Using the data below, repeat all of it precisely.

* Material:
==================================================
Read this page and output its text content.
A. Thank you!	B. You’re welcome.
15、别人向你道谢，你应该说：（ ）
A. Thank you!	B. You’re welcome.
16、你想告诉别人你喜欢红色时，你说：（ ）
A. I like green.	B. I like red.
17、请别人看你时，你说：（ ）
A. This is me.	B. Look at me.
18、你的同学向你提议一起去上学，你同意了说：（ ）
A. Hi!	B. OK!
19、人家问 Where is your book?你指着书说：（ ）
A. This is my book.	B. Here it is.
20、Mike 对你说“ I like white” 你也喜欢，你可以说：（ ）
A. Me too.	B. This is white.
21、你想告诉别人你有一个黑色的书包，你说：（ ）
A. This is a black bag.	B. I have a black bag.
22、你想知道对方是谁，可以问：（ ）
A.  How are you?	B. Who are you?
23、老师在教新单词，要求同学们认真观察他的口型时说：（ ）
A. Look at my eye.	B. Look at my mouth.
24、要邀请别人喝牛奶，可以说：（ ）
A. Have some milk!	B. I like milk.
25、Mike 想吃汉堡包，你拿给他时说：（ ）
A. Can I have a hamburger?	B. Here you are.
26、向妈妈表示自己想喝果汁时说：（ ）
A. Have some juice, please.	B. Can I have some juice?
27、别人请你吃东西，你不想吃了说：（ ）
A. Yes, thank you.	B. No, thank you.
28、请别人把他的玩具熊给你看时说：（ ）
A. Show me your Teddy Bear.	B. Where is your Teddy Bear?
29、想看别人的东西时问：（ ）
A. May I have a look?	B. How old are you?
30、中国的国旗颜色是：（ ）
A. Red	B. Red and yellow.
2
==================================================
* Exercise solution:
Read this page and output its text content.
A. Thank you!	B. You’re welcome.
15、别人向你道谢，你应该说：（ ）
A. Thank you!	B. You’re welcome.
16、你想告诉别人你喜欢红色时，你说：（ ）
A. I like green.	B. I like red.
17、请别人看你时，你说：（ ）
A. This is me.	B. Look at me.
18、你的同学向你提议一起去上学，你同意了说：（ ）
A. Hi!	B. OK!
19、人家问 Where is your book?你指着书说：（ ）
A. This is my book.	B. Here it is.
20、Mike 对你说“ I like white” 你也喜欢，你可以说：（ ）
A. Me too.	B. This is white.
21、你想告诉别人你有一个黑色的书包，你说：（ ）
A. This is a black bag.	B. I have a black bag.
22、你想知道对方是谁，可以问：（ ）
A.  How are you?	B. Who are you?
23、老师在教新单词，要求同学们认真观察他的口型时说：（ ）
A. Look at my eye.	B. Look at my mouth.
24、要邀请别人喝牛奶，可以说：（ ）
A. Have some milk!	B. I like milk.
25、Mike 想吃汉堡包，你拿给他时说：（ ）
A. Can I have a hamburger?	B. Here you are.
26、向妈妈表示自己想喝果汁时说：（ ）
A. Have some juice, please.	B. Can I have some juice?
27、别人请你吃东西，你不想吃了说：（ ）
A. Yes, thank you.	B. No, thank you.
28、请别人把他的玩具熊给你看时说：（ ）
A. Show me your Teddy Bear.	B. Where is your Teddy Bear?
29、想看别人的东西时问：（ ）
A. May I have a look?	B. How old are you?
30、中国的国旗颜色是：（ ）
A. Red	B. Red and yellow.
2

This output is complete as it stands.